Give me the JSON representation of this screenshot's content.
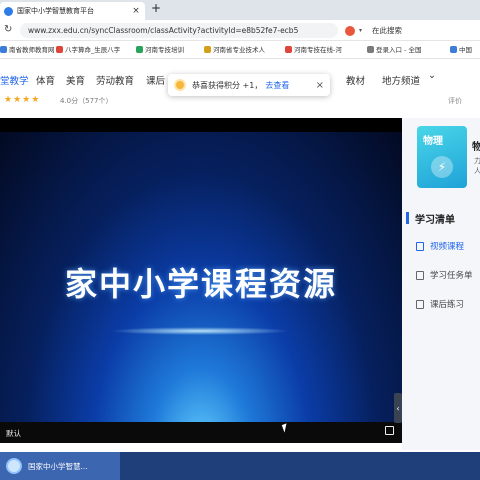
{
  "browser": {
    "tab_title": "国家中小学智慧教育平台",
    "tab_close": "×",
    "new_tab": "+",
    "url": "www.zxx.edu.cn/syncClassroom/classActivity?activityId=e8b52fe7-ecb5",
    "search_label": "在此搜索",
    "back": "‹",
    "forward": "›",
    "reload": "↻"
  },
  "bookmarks": [
    {
      "label": "南省教师教育网",
      "color": "#3b7dd8"
    },
    {
      "label": "八字算命_生辰八字",
      "color": "#e0453a"
    },
    {
      "label": "河南专技培训",
      "color": "#2aa35a"
    },
    {
      "label": "河南省专业技术人",
      "color": "#d4a017"
    },
    {
      "label": "河南专技在线-河",
      "color": "#e0453a"
    },
    {
      "label": "登录入口 - 全国",
      "color": "#7a7a7a"
    },
    {
      "label": "中国",
      "color": "#3b7dd8"
    }
  ],
  "site_nav": {
    "items": [
      {
        "label": "堂教学",
        "active": true
      },
      {
        "label": "体育",
        "active": false
      },
      {
        "label": "美育",
        "active": false
      },
      {
        "label": "劳动教育",
        "active": false
      },
      {
        "label": "课后",
        "active": false
      },
      {
        "label": "教材",
        "active": false
      },
      {
        "label": "地方频道",
        "active": false
      }
    ],
    "dropdown_arrow": "⌄"
  },
  "rating": {
    "stars": "★★★★",
    "score": "4.0分（577个）",
    "rate_button": "评价"
  },
  "toast": {
    "message": "恭喜获得积分 +1，",
    "link": "去查看",
    "close": "×"
  },
  "video": {
    "title_text": "家中小学课程资源",
    "control_label": "默认",
    "side_handle": "‹"
  },
  "right_panel": {
    "subject": "物理",
    "course_title": "物",
    "course_sub": "力\n人",
    "list_heading": "学习清单",
    "items": [
      {
        "label": "视频课程",
        "active": true
      },
      {
        "label": "学习任务单",
        "active": false
      },
      {
        "label": "课后练习",
        "active": false
      }
    ]
  },
  "taskbar": {
    "app_label": "国家中小学智慧..."
  }
}
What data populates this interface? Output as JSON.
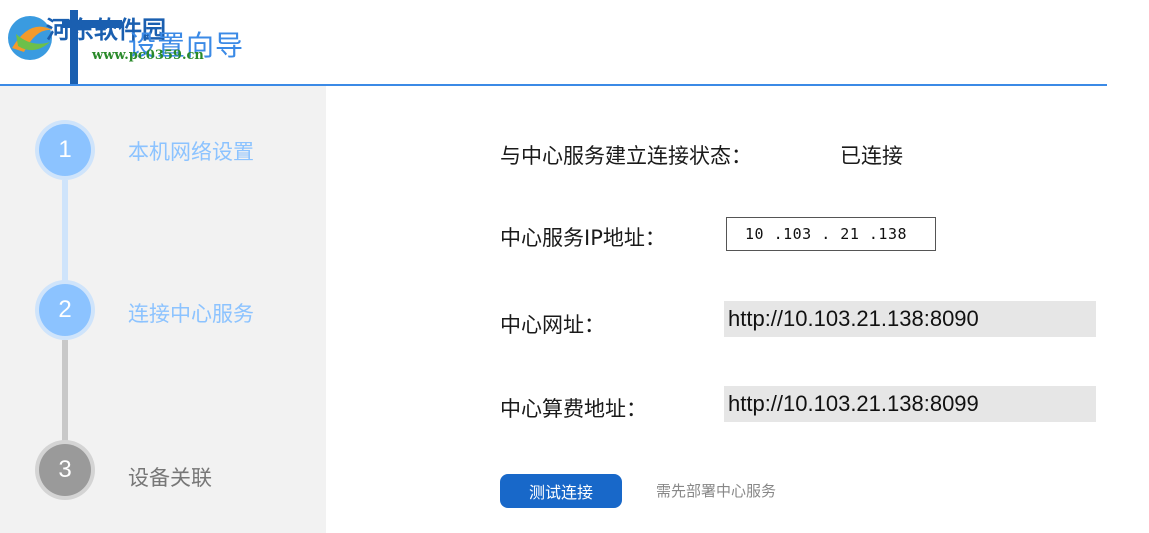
{
  "header": {
    "title": "设置向导",
    "watermark_text": "河东软件园",
    "watermark_url": "www.pc0359.cn"
  },
  "steps": [
    {
      "number": "1",
      "label": "本机网络设置",
      "state": "done",
      "color": "#8cc3ff"
    },
    {
      "number": "2",
      "label": "连接中心服务",
      "state": "active",
      "color": "#8cc3ff"
    },
    {
      "number": "3",
      "label": "设备关联",
      "state": "pending",
      "color": "#9a9a9a"
    }
  ],
  "form": {
    "status_label": "与中心服务建立连接状态：",
    "status_value": "已连接",
    "ip_label": "中心服务IP地址：",
    "ip_value": "10 .103 . 21 .138",
    "center_url_label": "中心网址：",
    "center_url_value": "http://10.103.21.138:8090",
    "billing_url_label": "中心算费地址：",
    "billing_url_value": "http://10.103.21.138:8099"
  },
  "actions": {
    "test_button_label": "测试连接",
    "hint": "需先部署中心服务"
  },
  "colors": {
    "accent": "#3b8ae6",
    "button": "#1868c9",
    "step_active": "#8cc3ff",
    "step_pending": "#9a9a9a"
  }
}
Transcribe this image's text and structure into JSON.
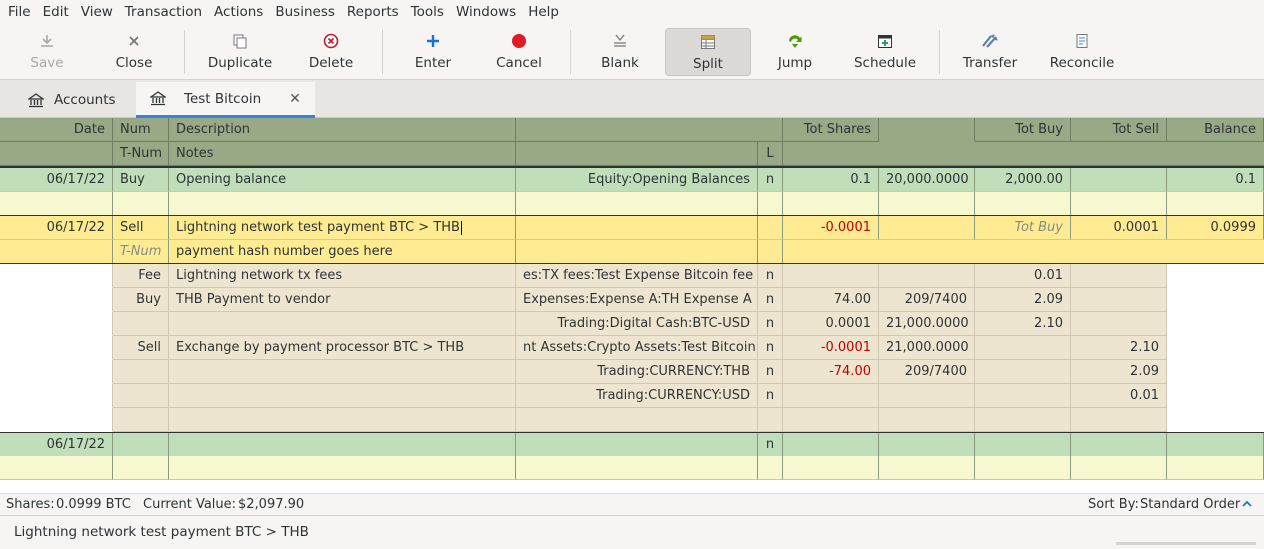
{
  "menu": [
    "File",
    "Edit",
    "View",
    "Transaction",
    "Actions",
    "Business",
    "Reports",
    "Tools",
    "Windows",
    "Help"
  ],
  "toolbar": {
    "save": "Save",
    "close": "Close",
    "duplicate": "Duplicate",
    "delete": "Delete",
    "enter": "Enter",
    "cancel": "Cancel",
    "blank": "Blank",
    "split": "Split",
    "jump": "Jump",
    "schedule": "Schedule",
    "transfer": "Transfer",
    "reconcile": "Reconcile"
  },
  "tabs": {
    "accounts": "Accounts",
    "register": "Test Bitcoin",
    "close_glyph": "✕"
  },
  "header": {
    "date": "Date",
    "num": "Num",
    "description": "Description",
    "tot_shares": "Tot Shares",
    "tot_buy": "Tot Buy",
    "tot_sell": "Tot Sell",
    "balance": "Balance",
    "tnum": "T-Num",
    "notes": "Notes",
    "l": "L"
  },
  "opening": {
    "date": "06/17/22",
    "num": "Buy",
    "description": "Opening balance",
    "transfer": "Equity:Opening Balances",
    "r": "n",
    "shares": "0.1",
    "price": "20,000.0000",
    "buy": "2,000.00",
    "balance": "0.1"
  },
  "current": {
    "date": "06/17/22",
    "num": "Sell",
    "description": "Lightning network test payment BTC > THB",
    "shares": "-0.0001",
    "buy_placeholder": "Tot Buy",
    "sell": "0.0001",
    "balance": "0.0999",
    "tnum_placeholder": "T-Num",
    "notes": "payment hash number goes here"
  },
  "splits": [
    {
      "action": "Fee",
      "memo": "Lightning network tx fees",
      "account": "es:TX fees:Test Expense Bitcoin fee",
      "r": "n",
      "amount": "",
      "price": "",
      "buy": "0.01",
      "sell": ""
    },
    {
      "action": "Buy",
      "memo": "THB Payment to vendor",
      "account": "Expenses:Expense A:TH Expense A",
      "r": "n",
      "amount": "74.00",
      "price": "209/7400",
      "buy": "2.09",
      "sell": ""
    },
    {
      "action": "",
      "memo": "",
      "account": "Trading:Digital Cash:BTC-USD",
      "r": "n",
      "amount": "0.0001",
      "price": "21,000.0000",
      "buy": "2.10",
      "sell": ""
    },
    {
      "action": "Sell",
      "memo": "Exchange by payment processor BTC > THB",
      "account": "nt Assets:Crypto Assets:Test Bitcoin",
      "r": "n",
      "amount": "-0.0001",
      "price": "21,000.0000",
      "buy": "",
      "sell": "2.10"
    },
    {
      "action": "",
      "memo": "",
      "account": "Trading:CURRENCY:THB",
      "r": "n",
      "amount": "-74.00",
      "price": "209/7400",
      "buy": "",
      "sell": "2.09"
    },
    {
      "action": "",
      "memo": "",
      "account": "Trading:CURRENCY:USD",
      "r": "n",
      "amount": "",
      "price": "",
      "buy": "",
      "sell": "0.01"
    }
  ],
  "blank": {
    "date": "06/17/22",
    "r": "n"
  },
  "summary": {
    "shares_label": "Shares:",
    "shares": "0.0999 BTC",
    "value_label": "Current Value:",
    "value": "$2,097.90",
    "sort_label": "Sort By:",
    "sort": "Standard Order"
  },
  "status": "Lightning network test payment BTC > THB"
}
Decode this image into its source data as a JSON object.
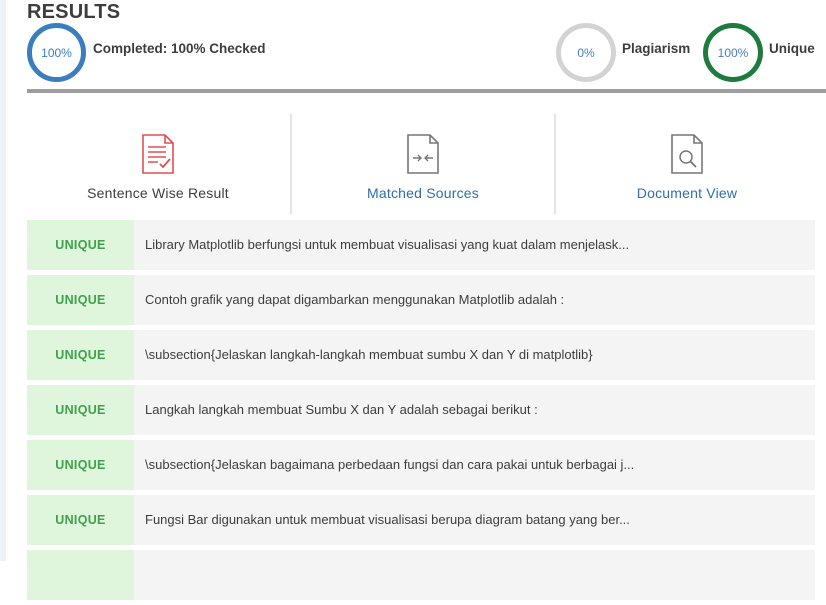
{
  "header": {
    "title": "RESULTS",
    "completed": {
      "percent_text": "100%",
      "label": "Completed: 100% Checked"
    },
    "plagiarism": {
      "percent_text": "0%",
      "label": "Plagiarism",
      "color": "#d3d3d3"
    },
    "unique": {
      "percent_text": "100%",
      "label": "Unique",
      "color": "#1e7a3e"
    },
    "accent": "#3b7ec0"
  },
  "tabs": [
    {
      "label": "Sentence Wise Result",
      "icon": "document-check-icon",
      "active": true
    },
    {
      "label": "Matched Sources",
      "icon": "document-compare-icon",
      "active": false
    },
    {
      "label": "Document View",
      "icon": "document-search-icon",
      "active": false
    }
  ],
  "results": [
    {
      "status": "UNIQUE",
      "text": "Library Matplotlib berfungsi untuk membuat visualisasi yang kuat dalam menjelask..."
    },
    {
      "status": "UNIQUE",
      "text": "Contoh grafik yang dapat digambarkan menggunakan Matplotlib adalah :"
    },
    {
      "status": "UNIQUE",
      "text": "\\subsection{Jelaskan langkah-langkah membuat sumbu X dan Y di matplotlib}"
    },
    {
      "status": "UNIQUE",
      "text": "Langkah langkah membuat Sumbu X dan Y adalah sebagai berikut :"
    },
    {
      "status": "UNIQUE",
      "text": "\\subsection{Jelaskan bagaimana perbedaan fungsi dan cara pakai untuk berbagai j..."
    },
    {
      "status": "UNIQUE",
      "text": "Fungsi Bar digunakan untuk membuat visualisasi berupa diagram batang yang ber..."
    },
    {
      "status": "",
      "text": ""
    }
  ]
}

---*---

Exercise objective:
Extract lines where the string "state" occurs.

Response to the exercise:
      "state": "done",
      "state": "active",
      "state": "pending",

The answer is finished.